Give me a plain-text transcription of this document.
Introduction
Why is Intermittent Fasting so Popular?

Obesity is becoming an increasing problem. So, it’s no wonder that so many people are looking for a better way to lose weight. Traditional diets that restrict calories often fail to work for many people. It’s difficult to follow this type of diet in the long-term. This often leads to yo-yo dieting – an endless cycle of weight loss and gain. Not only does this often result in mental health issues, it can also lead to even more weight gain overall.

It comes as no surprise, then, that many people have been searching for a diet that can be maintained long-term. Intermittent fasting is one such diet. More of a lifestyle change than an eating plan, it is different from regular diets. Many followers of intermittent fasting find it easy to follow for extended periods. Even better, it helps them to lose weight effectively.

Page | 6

== == ==

Look through the data and gather every line with the string "this" in it.

Give me a plain-text transcription of this document.
Obesity is becoming an increasing problem. So, it’s no wonder that so many people are looking for a better way to lose weight. Traditional diets that restrict calories often fail to work for many people. It’s difficult to follow this type of diet in the long-term. This often leads to yo-yo dieting – an endless cycle of weight loss and gain. Not only does this often result in mental health issues, it can also lead to even more weight gain overall.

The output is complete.